___ DATASET ROWS ___

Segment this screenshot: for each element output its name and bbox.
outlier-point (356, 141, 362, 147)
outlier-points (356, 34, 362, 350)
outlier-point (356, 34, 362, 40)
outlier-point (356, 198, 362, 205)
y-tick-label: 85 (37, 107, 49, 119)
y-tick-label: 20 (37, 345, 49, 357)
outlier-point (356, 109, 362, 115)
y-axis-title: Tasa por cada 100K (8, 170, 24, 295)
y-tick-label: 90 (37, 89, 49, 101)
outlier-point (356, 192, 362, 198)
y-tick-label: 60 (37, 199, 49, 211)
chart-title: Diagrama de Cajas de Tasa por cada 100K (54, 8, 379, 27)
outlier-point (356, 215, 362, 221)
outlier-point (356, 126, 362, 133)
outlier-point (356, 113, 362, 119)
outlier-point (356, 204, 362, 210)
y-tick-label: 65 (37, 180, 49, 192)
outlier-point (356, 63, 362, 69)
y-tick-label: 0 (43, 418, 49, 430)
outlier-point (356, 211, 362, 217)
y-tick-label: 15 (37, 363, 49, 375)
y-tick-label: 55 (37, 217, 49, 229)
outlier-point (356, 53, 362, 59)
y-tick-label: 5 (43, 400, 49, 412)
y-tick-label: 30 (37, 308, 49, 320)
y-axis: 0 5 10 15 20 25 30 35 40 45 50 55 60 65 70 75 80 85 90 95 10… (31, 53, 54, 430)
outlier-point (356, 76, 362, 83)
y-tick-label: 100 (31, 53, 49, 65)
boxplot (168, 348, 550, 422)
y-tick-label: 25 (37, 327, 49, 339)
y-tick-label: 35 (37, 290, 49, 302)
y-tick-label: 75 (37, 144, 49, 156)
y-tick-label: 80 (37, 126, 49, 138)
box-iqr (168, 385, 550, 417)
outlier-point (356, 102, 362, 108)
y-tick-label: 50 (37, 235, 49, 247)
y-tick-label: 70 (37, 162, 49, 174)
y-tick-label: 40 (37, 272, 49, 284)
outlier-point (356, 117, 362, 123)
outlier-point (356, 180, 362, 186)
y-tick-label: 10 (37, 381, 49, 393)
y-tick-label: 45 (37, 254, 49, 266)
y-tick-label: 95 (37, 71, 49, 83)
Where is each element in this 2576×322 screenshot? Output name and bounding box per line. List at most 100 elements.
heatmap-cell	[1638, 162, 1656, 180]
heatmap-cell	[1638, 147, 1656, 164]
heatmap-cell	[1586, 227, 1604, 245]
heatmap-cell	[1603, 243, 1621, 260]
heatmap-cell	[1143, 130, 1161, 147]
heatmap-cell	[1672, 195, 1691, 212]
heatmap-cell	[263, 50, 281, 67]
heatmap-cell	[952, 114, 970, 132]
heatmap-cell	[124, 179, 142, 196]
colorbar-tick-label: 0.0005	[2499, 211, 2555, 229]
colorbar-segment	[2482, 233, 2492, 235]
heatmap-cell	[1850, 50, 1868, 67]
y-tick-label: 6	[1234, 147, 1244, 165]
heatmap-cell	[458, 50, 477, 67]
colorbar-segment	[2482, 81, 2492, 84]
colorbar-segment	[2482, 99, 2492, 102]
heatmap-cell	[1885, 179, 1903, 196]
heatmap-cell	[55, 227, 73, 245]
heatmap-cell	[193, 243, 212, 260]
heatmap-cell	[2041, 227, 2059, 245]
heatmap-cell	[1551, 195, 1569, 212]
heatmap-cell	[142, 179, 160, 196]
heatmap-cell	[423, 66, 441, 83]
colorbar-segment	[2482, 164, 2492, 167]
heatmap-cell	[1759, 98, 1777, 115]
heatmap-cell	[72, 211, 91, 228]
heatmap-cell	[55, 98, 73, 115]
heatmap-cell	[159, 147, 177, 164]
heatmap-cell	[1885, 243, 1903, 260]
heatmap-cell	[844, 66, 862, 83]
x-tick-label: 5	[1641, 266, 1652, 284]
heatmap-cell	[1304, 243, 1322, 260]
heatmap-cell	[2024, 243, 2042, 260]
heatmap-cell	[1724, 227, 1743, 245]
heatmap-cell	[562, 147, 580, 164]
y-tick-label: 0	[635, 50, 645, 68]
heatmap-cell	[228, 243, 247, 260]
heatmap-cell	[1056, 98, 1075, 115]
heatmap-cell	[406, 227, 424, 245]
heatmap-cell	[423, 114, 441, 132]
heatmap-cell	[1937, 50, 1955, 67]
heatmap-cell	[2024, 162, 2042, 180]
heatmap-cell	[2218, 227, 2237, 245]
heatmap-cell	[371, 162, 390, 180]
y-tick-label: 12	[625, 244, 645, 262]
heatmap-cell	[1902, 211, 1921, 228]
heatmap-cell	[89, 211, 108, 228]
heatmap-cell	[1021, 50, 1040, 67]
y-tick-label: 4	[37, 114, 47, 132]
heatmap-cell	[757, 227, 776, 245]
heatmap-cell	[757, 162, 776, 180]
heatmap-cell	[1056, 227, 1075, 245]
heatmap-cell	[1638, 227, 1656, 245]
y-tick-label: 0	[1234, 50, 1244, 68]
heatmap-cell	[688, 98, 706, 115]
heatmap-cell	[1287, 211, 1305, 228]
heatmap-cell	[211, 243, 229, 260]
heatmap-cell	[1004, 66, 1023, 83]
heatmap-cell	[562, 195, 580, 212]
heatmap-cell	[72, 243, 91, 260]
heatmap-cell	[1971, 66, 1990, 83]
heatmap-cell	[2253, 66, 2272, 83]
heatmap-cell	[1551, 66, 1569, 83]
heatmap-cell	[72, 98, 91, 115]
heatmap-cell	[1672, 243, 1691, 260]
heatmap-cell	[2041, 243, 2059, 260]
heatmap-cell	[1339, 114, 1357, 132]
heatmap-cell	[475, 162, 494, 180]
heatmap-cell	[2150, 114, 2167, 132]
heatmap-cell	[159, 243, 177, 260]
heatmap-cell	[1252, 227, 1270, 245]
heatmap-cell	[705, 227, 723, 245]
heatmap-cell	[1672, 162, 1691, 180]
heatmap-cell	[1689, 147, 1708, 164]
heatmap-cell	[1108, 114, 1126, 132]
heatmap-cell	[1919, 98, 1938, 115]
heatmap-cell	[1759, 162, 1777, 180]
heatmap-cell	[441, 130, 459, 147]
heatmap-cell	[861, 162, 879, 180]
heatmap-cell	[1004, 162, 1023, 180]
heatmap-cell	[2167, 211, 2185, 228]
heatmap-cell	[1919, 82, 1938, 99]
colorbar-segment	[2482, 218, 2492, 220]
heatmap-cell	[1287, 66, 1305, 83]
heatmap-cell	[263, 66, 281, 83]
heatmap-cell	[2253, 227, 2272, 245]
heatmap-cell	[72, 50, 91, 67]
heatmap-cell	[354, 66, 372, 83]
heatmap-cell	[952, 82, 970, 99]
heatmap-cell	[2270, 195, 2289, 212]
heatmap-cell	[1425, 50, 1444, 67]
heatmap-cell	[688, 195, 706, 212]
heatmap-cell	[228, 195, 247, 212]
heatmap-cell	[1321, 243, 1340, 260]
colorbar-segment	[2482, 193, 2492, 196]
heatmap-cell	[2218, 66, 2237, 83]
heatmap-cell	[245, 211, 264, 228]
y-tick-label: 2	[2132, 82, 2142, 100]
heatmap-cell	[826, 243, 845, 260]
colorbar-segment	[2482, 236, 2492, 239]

___

EXERCISE DIRECTIONS: Please rewrite the listing above with every "colorbar-segment" changed to "colorbar-band" and nothing else altered.

EXPECTED OUTPUT:
Segment this screenshot: for each element output its name and bbox.
outlier-point (356, 141, 362, 147)
outlier-points (356, 34, 362, 350)
outlier-point (356, 34, 362, 40)
outlier-point (356, 198, 362, 205)
y-tick-label: 85 (37, 107, 49, 119)
y-tick-label: 20 (37, 345, 49, 357)
outlier-point (356, 109, 362, 115)
y-axis-title: Tasa por cada 100K (8, 170, 24, 295)
y-tick-label: 90 (37, 89, 49, 101)
outlier-point (356, 192, 362, 198)
y-tick-label: 60 (37, 199, 49, 211)
chart-title: Diagrama de Cajas de Tasa por cada 100K (54, 8, 379, 27)
outlier-point (356, 215, 362, 221)
outlier-point (356, 126, 362, 133)
outlier-point (356, 113, 362, 119)
outlier-point (356, 204, 362, 210)
y-tick-label: 65 (37, 180, 49, 192)
outlier-point (356, 63, 362, 69)
y-tick-label: 0 (43, 418, 49, 430)
outlier-point (356, 211, 362, 217)
y-tick-label: 15 (37, 363, 49, 375)
y-tick-label: 55 (37, 217, 49, 229)
outlier-point (356, 53, 362, 59)
y-tick-label: 5 (43, 400, 49, 412)
y-tick-label: 30 (37, 308, 49, 320)
y-axis: 0 5 10 15 20 25 30 35 40 45 50 55 60 65 70 75 80 85 90 95 10… (31, 53, 54, 430)
outlier-point (356, 76, 362, 83)
y-tick-label: 100 (31, 53, 49, 65)
boxplot (168, 348, 550, 422)
y-tick-label: 25 (37, 327, 49, 339)
y-tick-label: 35 (37, 290, 49, 302)
y-tick-label: 75 (37, 144, 49, 156)
y-tick-label: 80 (37, 126, 49, 138)
box-iqr (168, 385, 550, 417)
outlier-point (356, 102, 362, 108)
y-tick-label: 50 (37, 235, 49, 247)
y-tick-label: 70 (37, 162, 49, 174)
y-tick-label: 40 (37, 272, 49, 284)
outlier-point (356, 117, 362, 123)
outlier-point (356, 180, 362, 186)
y-tick-label: 10 (37, 381, 49, 393)
y-tick-label: 45 (37, 254, 49, 266)
y-tick-label: 95 (37, 71, 49, 83)
Where is each element in this 2576×322 screenshot? Output name and bounding box per line. List at most 100 elements.
heatmap-cell	[1638, 162, 1656, 180]
heatmap-cell	[1638, 147, 1656, 164]
heatmap-cell	[1586, 227, 1604, 245]
heatmap-cell	[1603, 243, 1621, 260]
heatmap-cell	[1143, 130, 1161, 147]
heatmap-cell	[1672, 195, 1691, 212]
heatmap-cell	[263, 50, 281, 67]
heatmap-cell	[952, 114, 970, 132]
heatmap-cell	[124, 179, 142, 196]
colorbar-tick-label: 0.0005	[2499, 211, 2555, 229]
colorbar-band	[2482, 233, 2492, 235]
heatmap-cell	[1850, 50, 1868, 67]
y-tick-label: 6	[1234, 147, 1244, 165]
heatmap-cell	[458, 50, 477, 67]
colorbar-band	[2482, 81, 2492, 84]
colorbar-band	[2482, 99, 2492, 102]
heatmap-cell	[1885, 179, 1903, 196]
heatmap-cell	[55, 227, 73, 245]
heatmap-cell	[193, 243, 212, 260]
heatmap-cell	[2041, 227, 2059, 245]
heatmap-cell	[1551, 195, 1569, 212]
heatmap-cell	[142, 179, 160, 196]
heatmap-cell	[423, 66, 441, 83]
colorbar-band	[2482, 164, 2492, 167]
heatmap-cell	[1759, 98, 1777, 115]
heatmap-cell	[72, 211, 91, 228]
heatmap-cell	[55, 98, 73, 115]
heatmap-cell	[159, 147, 177, 164]
heatmap-cell	[1885, 243, 1903, 260]
heatmap-cell	[844, 66, 862, 83]
x-tick-label: 5	[1641, 266, 1652, 284]
heatmap-cell	[1304, 243, 1322, 260]
heatmap-cell	[2024, 243, 2042, 260]
heatmap-cell	[1724, 227, 1743, 245]
heatmap-cell	[562, 147, 580, 164]
y-tick-label: 0	[635, 50, 645, 68]
heatmap-cell	[228, 243, 247, 260]
heatmap-cell	[1056, 98, 1075, 115]
heatmap-cell	[406, 227, 424, 245]
heatmap-cell	[423, 114, 441, 132]
heatmap-cell	[1937, 50, 1955, 67]
heatmap-cell	[2024, 162, 2042, 180]
heatmap-cell	[2218, 227, 2237, 245]
heatmap-cell	[371, 162, 390, 180]
y-tick-label: 12	[625, 244, 645, 262]
heatmap-cell	[1902, 211, 1921, 228]
heatmap-cell	[89, 211, 108, 228]
heatmap-cell	[1021, 50, 1040, 67]
y-tick-label: 4	[37, 114, 47, 132]
heatmap-cell	[757, 227, 776, 245]
heatmap-cell	[757, 162, 776, 180]
heatmap-cell	[1056, 227, 1075, 245]
heatmap-cell	[1638, 227, 1656, 245]
y-tick-label: 0	[1234, 50, 1244, 68]
heatmap-cell	[688, 98, 706, 115]
heatmap-cell	[1287, 211, 1305, 228]
heatmap-cell	[211, 243, 229, 260]
heatmap-cell	[1004, 66, 1023, 83]
heatmap-cell	[562, 195, 580, 212]
heatmap-cell	[72, 243, 91, 260]
heatmap-cell	[1971, 66, 1990, 83]
heatmap-cell	[2253, 66, 2272, 83]
heatmap-cell	[1551, 66, 1569, 83]
heatmap-cell	[72, 98, 91, 115]
heatmap-cell	[1672, 243, 1691, 260]
heatmap-cell	[2041, 243, 2059, 260]
heatmap-cell	[1339, 114, 1357, 132]
heatmap-cell	[475, 162, 494, 180]
heatmap-cell	[2150, 114, 2167, 132]
heatmap-cell	[159, 243, 177, 260]
heatmap-cell	[1252, 227, 1270, 245]
heatmap-cell	[705, 227, 723, 245]
heatmap-cell	[1672, 162, 1691, 180]
heatmap-cell	[1689, 147, 1708, 164]
heatmap-cell	[1108, 114, 1126, 132]
heatmap-cell	[1919, 98, 1938, 115]
heatmap-cell	[1759, 162, 1777, 180]
heatmap-cell	[441, 130, 459, 147]
heatmap-cell	[861, 162, 879, 180]
heatmap-cell	[1004, 162, 1023, 180]
heatmap-cell	[2167, 211, 2185, 228]
heatmap-cell	[1919, 82, 1938, 99]
colorbar-band	[2482, 218, 2492, 220]
heatmap-cell	[1287, 66, 1305, 83]
heatmap-cell	[263, 66, 281, 83]
heatmap-cell	[2253, 227, 2272, 245]
heatmap-cell	[72, 50, 91, 67]
heatmap-cell	[354, 66, 372, 83]
heatmap-cell	[952, 82, 970, 99]
heatmap-cell	[2270, 195, 2289, 212]
heatmap-cell	[1425, 50, 1444, 67]
heatmap-cell	[688, 195, 706, 212]
heatmap-cell	[228, 195, 247, 212]
heatmap-cell	[1321, 243, 1340, 260]
colorbar-band	[2482, 193, 2492, 196]
heatmap-cell	[2218, 66, 2237, 83]
heatmap-cell	[245, 211, 264, 228]
y-tick-label: 2	[2132, 82, 2142, 100]
heatmap-cell	[826, 243, 845, 260]
colorbar-band	[2482, 236, 2492, 239]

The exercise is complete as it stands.